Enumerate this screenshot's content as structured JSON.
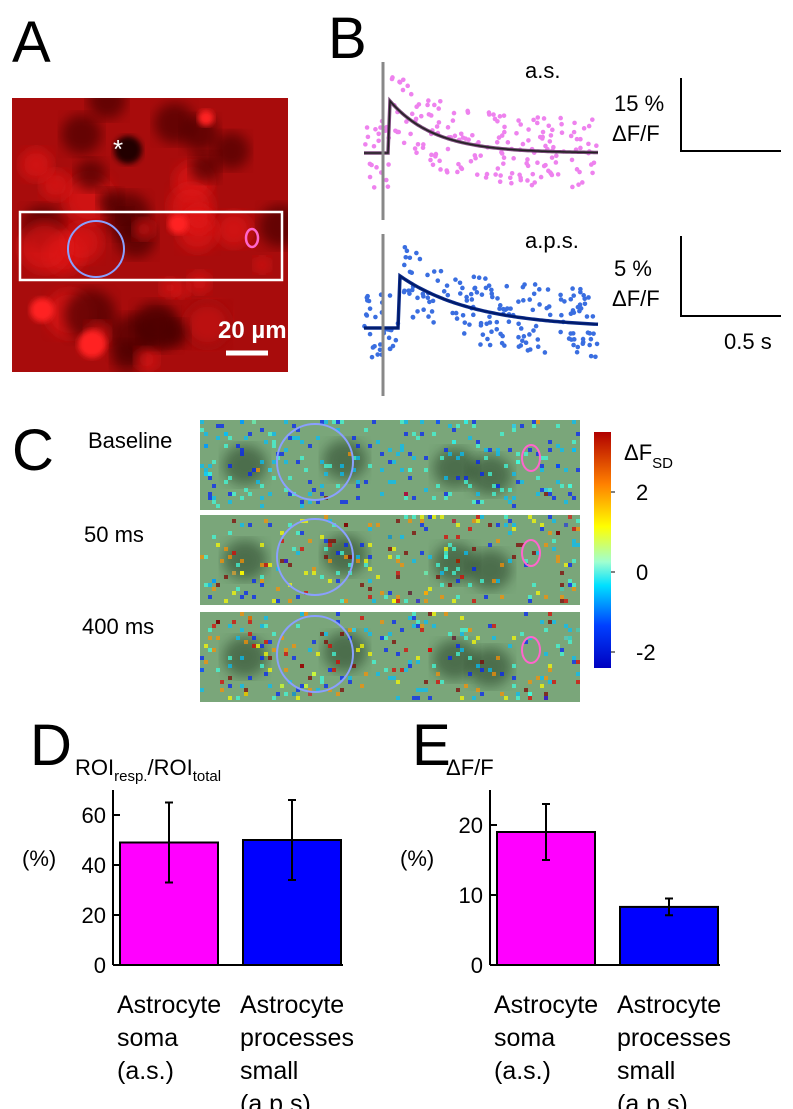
{
  "panels": {
    "a": {
      "label": "A",
      "marker": "*",
      "scale_bar": "20 µm"
    },
    "b": {
      "label": "B",
      "traces": [
        {
          "name": "a.s.",
          "scale": "15 %",
          "unit": "ΔF/F"
        },
        {
          "name": "a.p.s.",
          "scale": "5 %",
          "unit": "ΔF/F"
        }
      ],
      "time_scale": "0.5 s"
    },
    "c": {
      "label": "C",
      "rows": [
        "Baseline",
        "50 ms",
        "400 ms"
      ],
      "colorbar": {
        "title": [
          "ΔF",
          "SD"
        ],
        "lim": [
          -2.4,
          3.5
        ],
        "ticks": [
          2,
          0,
          -2
        ]
      }
    }
  },
  "chart_data": [
    {
      "type": "bar",
      "label": "D",
      "title": [
        "ROI",
        "resp.",
        "/ROI",
        "total"
      ],
      "ylabel": "(%)",
      "categories": [
        [
          "Astrocyte",
          "soma",
          "(a.s.)"
        ],
        [
          "Astrocyte",
          "processes",
          "small",
          "(a.p.s)"
        ]
      ],
      "values": [
        49,
        50
      ],
      "errors": [
        16,
        16
      ],
      "colors": [
        "#ff00ff",
        "#0000ff"
      ],
      "ylim": [
        0,
        70
      ],
      "yticks": [
        0,
        20,
        40,
        60
      ]
    },
    {
      "type": "bar",
      "label": "E",
      "title": [
        "ΔF/F"
      ],
      "ylabel": "(%)",
      "categories": [
        [
          "Astrocyte",
          "soma",
          "(a.s.)"
        ],
        [
          "Astrocyte",
          "processes",
          "small",
          "(a.p.s)"
        ]
      ],
      "values": [
        19,
        8.3
      ],
      "errors": [
        4,
        1.2
      ],
      "colors": [
        "#ff00ff",
        "#0000ff"
      ],
      "ylim": [
        0,
        25
      ],
      "yticks": [
        0,
        10,
        20
      ]
    }
  ]
}
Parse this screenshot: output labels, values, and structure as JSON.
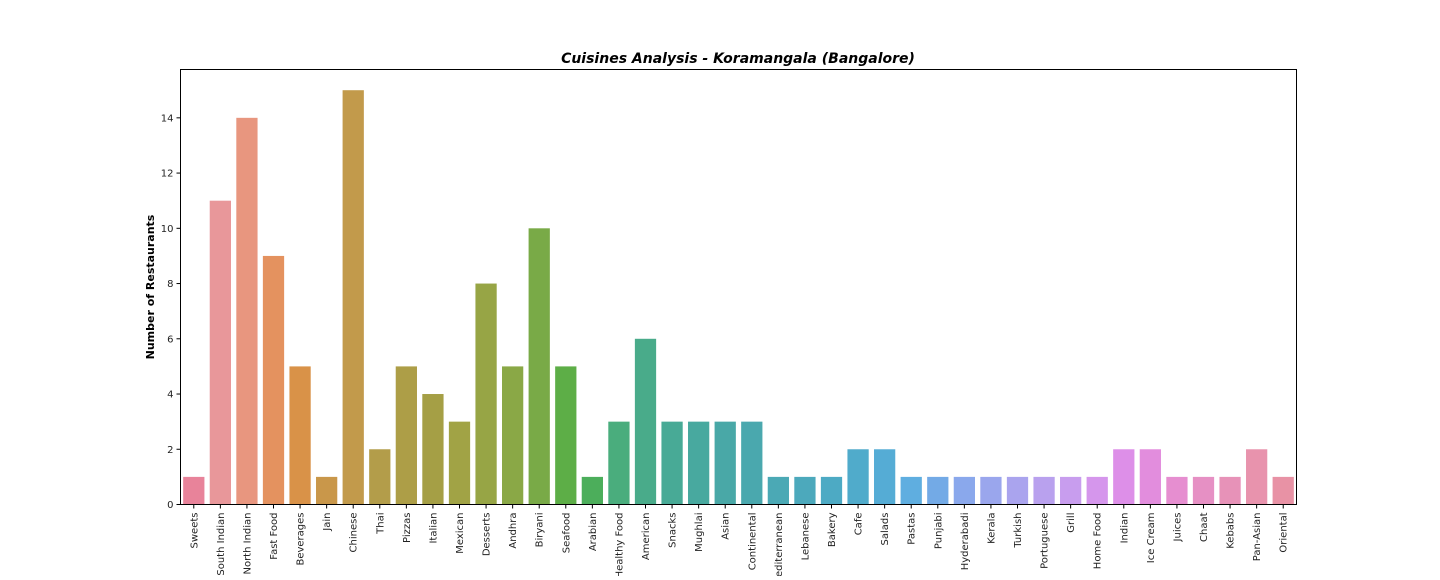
{
  "chart_data": {
    "type": "bar",
    "title": "Cuisines Analysis - Koramangala (Bangalore)",
    "xlabel": "",
    "ylabel": "Number of Restaurants",
    "ylim": [
      0,
      15.75
    ],
    "yticks": [
      0,
      2,
      4,
      6,
      8,
      10,
      12,
      14
    ],
    "grid": false,
    "categories": [
      "Sweets",
      "South Indian",
      "North Indian",
      "Fast Food",
      "Beverages",
      "Jain",
      "Chinese",
      "Thai",
      "Pizzas",
      "Italian",
      "Mexican",
      "Desserts",
      "Andhra",
      "Biryani",
      "Seafood",
      "Arabian",
      "Healthy Food",
      "American",
      "Snacks",
      "Mughlai",
      "Asian",
      "Continental",
      "Mediterranean",
      "Lebanese",
      "Bakery",
      "Cafe",
      "Salads",
      "Pastas",
      "Punjabi",
      "Hyderabadi",
      "Kerala",
      "Turkish",
      "Portuguese",
      "Grill",
      "Home Food",
      "Indian",
      "Ice Cream",
      "Juices",
      "Chaat",
      "Kebabs",
      "Pan-Asian",
      "Oriental"
    ],
    "values": [
      1,
      11,
      14,
      9,
      5,
      1,
      15,
      2,
      5,
      4,
      3,
      8,
      5,
      10,
      5,
      1,
      3,
      6,
      3,
      3,
      3,
      3,
      1,
      1,
      1,
      2,
      2,
      1,
      1,
      1,
      1,
      1,
      1,
      1,
      1,
      2,
      2,
      1,
      1,
      1,
      2,
      1
    ],
    "colors": [
      "#e8839a",
      "#e8979a",
      "#e8967f",
      "#e4925f",
      "#d99248",
      "#c9974a",
      "#c29a4b",
      "#b39d4a",
      "#ad9e47",
      "#a59f45",
      "#a1a345",
      "#97a545",
      "#8aa846",
      "#79aa47",
      "#5dae47",
      "#4cae5b",
      "#4aad7d",
      "#49ab8a",
      "#48aa96",
      "#48a99f",
      "#49a8a7",
      "#4aa8ae",
      "#4ba9b5",
      "#4ca9bc",
      "#4daac4",
      "#50abcb",
      "#55acd5",
      "#5faee0",
      "#73aae6",
      "#8aa8ec",
      "#9aa6ed",
      "#aaa4ee",
      "#b9a1ee",
      "#c89dee",
      "#d596ec",
      "#dd8fe8",
      "#e28ddd",
      "#e68ed0",
      "#e690c4",
      "#e792b8",
      "#e893ad",
      "#e892a5"
    ]
  }
}
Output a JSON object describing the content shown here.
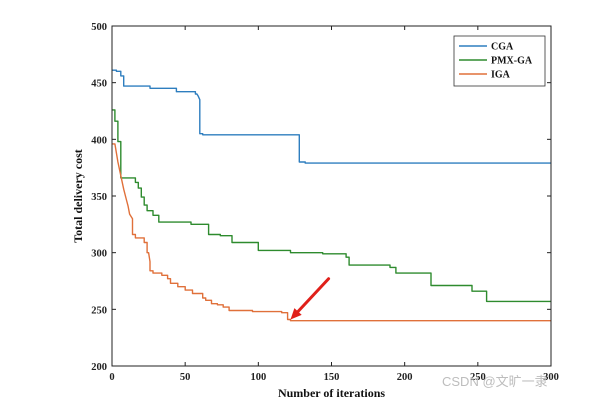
{
  "chart_data": {
    "type": "line",
    "xlabel": "Number of iterations",
    "ylabel": "Total delivery cost",
    "xlim": [
      0,
      300
    ],
    "ylim": [
      200,
      500
    ],
    "xticks": [
      0,
      50,
      100,
      150,
      200,
      250,
      300
    ],
    "yticks": [
      200,
      250,
      300,
      350,
      400,
      450,
      500
    ],
    "xtick_labels": [
      "0",
      "50",
      "100",
      "150",
      "200",
      "250",
      "300"
    ],
    "ytick_labels": [
      "200",
      "250",
      "300",
      "350",
      "400",
      "450",
      "500"
    ],
    "grid": false,
    "legend_position": "top-right",
    "series": [
      {
        "name": "CGA",
        "color": "#2e7ebf",
        "points": [
          [
            0,
            461
          ],
          [
            3,
            461
          ],
          [
            3,
            460
          ],
          [
            6,
            460
          ],
          [
            6,
            456
          ],
          [
            8,
            456
          ],
          [
            8,
            447
          ],
          [
            26,
            447
          ],
          [
            26,
            445
          ],
          [
            44,
            445
          ],
          [
            44,
            442
          ],
          [
            57,
            442
          ],
          [
            57,
            440
          ],
          [
            58,
            440
          ],
          [
            59,
            438
          ],
          [
            60,
            435
          ],
          [
            60,
            405
          ],
          [
            62,
            405
          ],
          [
            62,
            404
          ],
          [
            128,
            404
          ],
          [
            128,
            380
          ],
          [
            132,
            380
          ],
          [
            132,
            379
          ],
          [
            300,
            379
          ]
        ]
      },
      {
        "name": "PMX-GA",
        "color": "#2e8b2e",
        "points": [
          [
            0,
            426
          ],
          [
            2,
            426
          ],
          [
            2,
            416
          ],
          [
            4,
            416
          ],
          [
            4,
            398
          ],
          [
            6,
            398
          ],
          [
            6,
            366
          ],
          [
            16,
            366
          ],
          [
            16,
            362
          ],
          [
            18,
            362
          ],
          [
            18,
            357
          ],
          [
            20,
            357
          ],
          [
            20,
            349
          ],
          [
            22,
            349
          ],
          [
            22,
            342
          ],
          [
            24,
            342
          ],
          [
            24,
            337
          ],
          [
            28,
            337
          ],
          [
            28,
            333
          ],
          [
            32,
            333
          ],
          [
            32,
            327
          ],
          [
            54,
            327
          ],
          [
            54,
            325
          ],
          [
            66,
            325
          ],
          [
            66,
            316
          ],
          [
            74,
            316
          ],
          [
            74,
            315
          ],
          [
            82,
            315
          ],
          [
            82,
            309
          ],
          [
            100,
            309
          ],
          [
            100,
            302
          ],
          [
            122,
            302
          ],
          [
            122,
            300
          ],
          [
            144,
            300
          ],
          [
            144,
            299
          ],
          [
            160,
            299
          ],
          [
            160,
            296
          ],
          [
            162,
            296
          ],
          [
            162,
            289
          ],
          [
            190,
            289
          ],
          [
            190,
            287
          ],
          [
            194,
            287
          ],
          [
            194,
            282
          ],
          [
            218,
            282
          ],
          [
            218,
            271
          ],
          [
            246,
            271
          ],
          [
            246,
            266
          ],
          [
            256,
            266
          ],
          [
            256,
            257
          ],
          [
            300,
            257
          ]
        ]
      },
      {
        "name": "IGA",
        "color": "#e0703a",
        "points": [
          [
            0,
            396
          ],
          [
            2,
            396
          ],
          [
            4,
            380
          ],
          [
            6,
            368
          ],
          [
            8,
            356
          ],
          [
            10,
            346
          ],
          [
            11,
            341
          ],
          [
            12,
            334
          ],
          [
            14,
            330
          ],
          [
            14,
            316
          ],
          [
            16,
            316
          ],
          [
            16,
            313
          ],
          [
            22,
            313
          ],
          [
            22,
            309
          ],
          [
            24,
            309
          ],
          [
            24,
            300
          ],
          [
            25,
            300
          ],
          [
            26,
            292
          ],
          [
            26,
            284
          ],
          [
            28,
            284
          ],
          [
            28,
            282
          ],
          [
            34,
            282
          ],
          [
            34,
            280
          ],
          [
            38,
            280
          ],
          [
            38,
            277
          ],
          [
            40,
            277
          ],
          [
            40,
            273
          ],
          [
            45,
            273
          ],
          [
            45,
            270
          ],
          [
            50,
            270
          ],
          [
            50,
            267
          ],
          [
            55,
            267
          ],
          [
            55,
            264
          ],
          [
            62,
            264
          ],
          [
            62,
            260
          ],
          [
            64,
            260
          ],
          [
            64,
            258
          ],
          [
            68,
            258
          ],
          [
            68,
            255
          ],
          [
            72,
            255
          ],
          [
            72,
            254
          ],
          [
            76,
            254
          ],
          [
            76,
            252
          ],
          [
            80,
            252
          ],
          [
            80,
            249
          ],
          [
            96,
            249
          ],
          [
            96,
            248
          ],
          [
            116,
            248
          ],
          [
            116,
            247
          ],
          [
            120,
            247
          ],
          [
            120,
            241
          ],
          [
            122,
            241
          ],
          [
            122,
            240
          ],
          [
            300,
            240
          ]
        ]
      }
    ],
    "annotations": [
      {
        "type": "arrow",
        "color": "#e0201a",
        "from": [
          148,
          277
        ],
        "to": [
          122,
          241
        ]
      }
    ]
  },
  "watermark": "CSDN @文旷一隶"
}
+===+
**Aim of the exercise**
Where a line in the entries holds the word "this", copy that line.

**Task answer**
Enumerate this screenshot's content as structured JSON.
Parse this screenshot: output labels, values, and structure as JSON.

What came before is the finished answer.